Reading text ->
-=-=-

The 1991 European Cup final was a football match held at the Stadio San Nicola in Bari, Italy, on 29 May 1991, that saw Red Star Belgrade of Yugoslavia defeat Marseille of France in a penalty shoot-out. After normal time and extra time could not separate the two sides, the match was to be decided on penalty kicks. Manuel Amoros's miss for the French side proved crucial, as Red Star held their nerve to win their first and, as of 2022, only European Cup.

Teams

Road to the final

Pre-match
Red Star arrived in Italy unusually early, on Thursday, 23 May 1991, six full days ahead of the final. The team set up base in the town of Monopoli,  south-east of Bari. There they stayed in Il Melograno Hotel, an isolated accommodation on the town outskirts, and trained at the facilities of A.C. Monopoli. Due to a lot of interest from richer European clubs already being raised for the future services of young Red Star players, the club management tried to ensure its footballers were fully focused on the task at hand. The players were placed in semi-quarantine immediately upon arrival in Italy, which meant being separated from wives and girlfriends without the ability to receive incoming phone calls in hotel rooms, though able to make outgoing calls.

-=-=-

Recorded data ->

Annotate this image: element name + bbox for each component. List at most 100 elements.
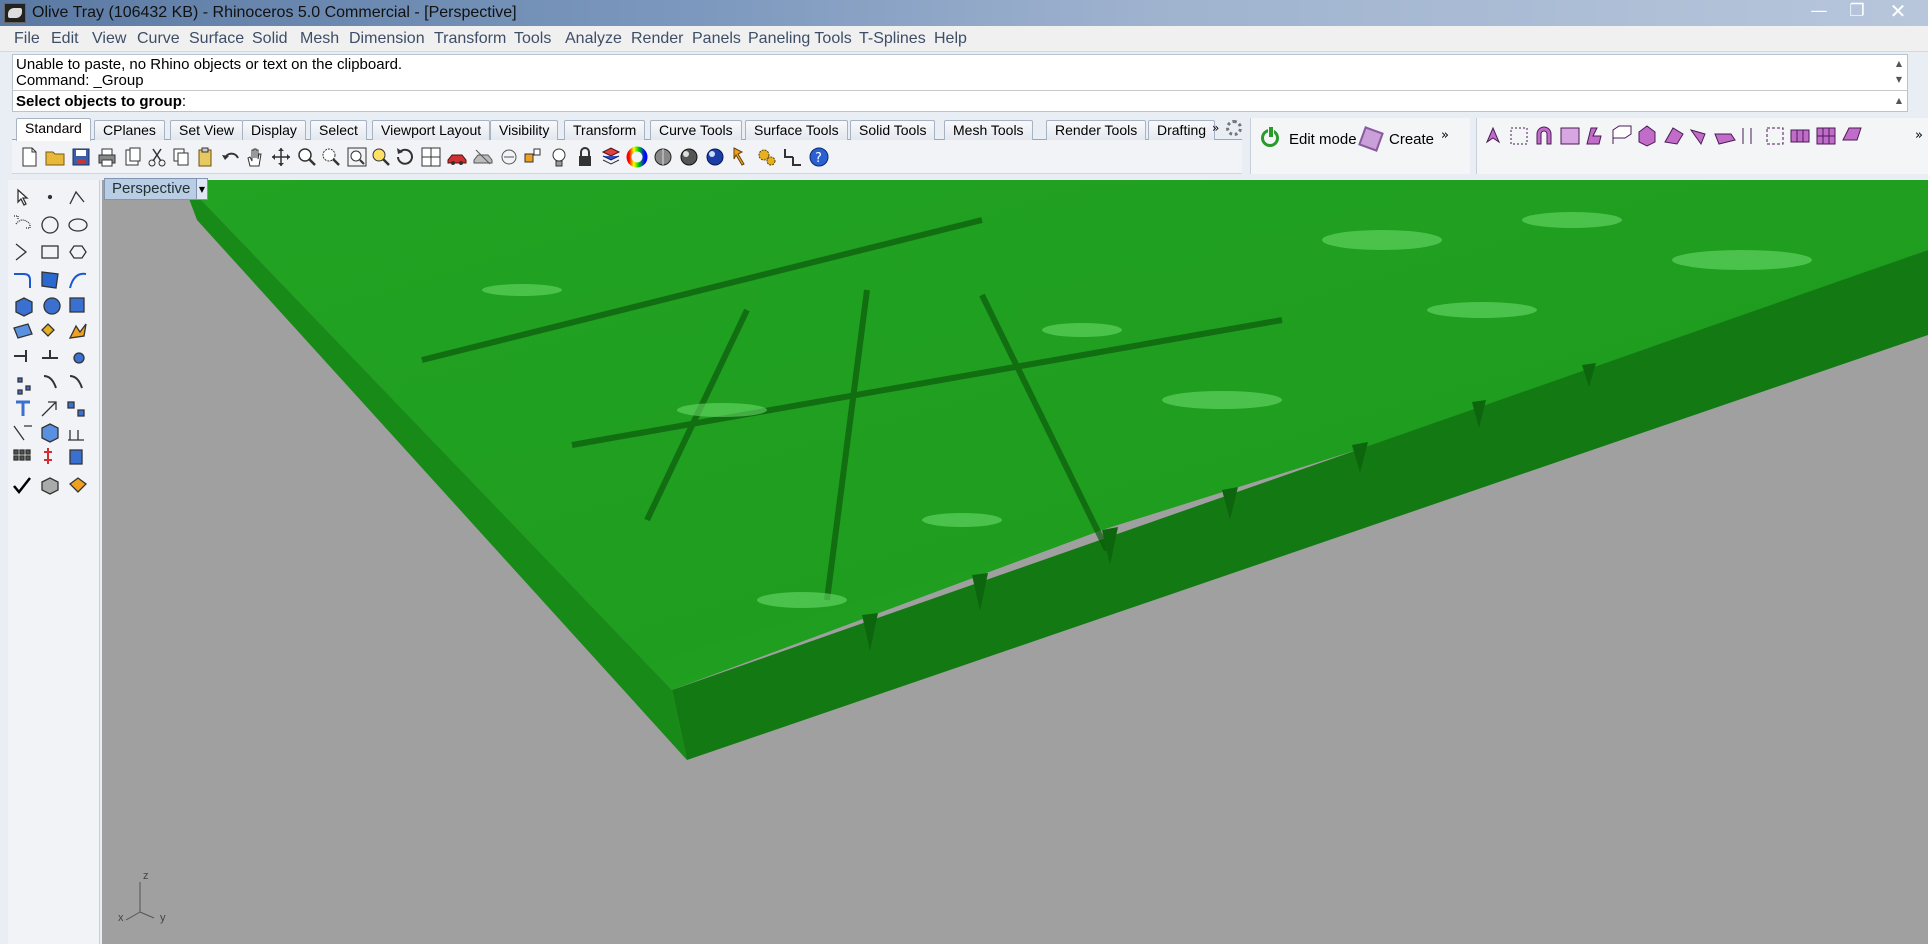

-=-=-

The request -> Transcribe the full text on the 1991 European Cup final from above, word for word.

Solution to this exercise ->
The 1991 European Cup final was a football match held at the Stadio San Nicola in Bari, Italy, on 29 May 1991, that saw Red Star Belgrade of Yugoslavia defeat Marseille of France in a penalty shoot-out. After normal time and extra time could not separate the two sides, the match was to be decided on penalty kicks. Manuel Amoros's miss for the French side proved crucial, as Red Star held their nerve to win their first and, as of 2022, only European Cup.

Teams

Road to the final

Pre-match
Red Star arrived in Italy unusually early, on Thursday, 23 May 1991, six full days ahead of the final. The team set up base in the town of Monopoli,  south-east of Bari. There they stayed in Il Melograno Hotel, an isolated accommodation on the town outskirts, and trained at the facilities of A.C. Monopoli. Due to a lot of interest from richer European clubs already being raised for the future services of young Red Star players, the club management tried to ensure its footballers were fully focused on the task at hand. The players were placed in semi-quarantine immediately upon arrival in Italy, which meant being separated from wives and girlfriends without the ability to receive incoming phone calls in hotel rooms, though able to make outgoing calls.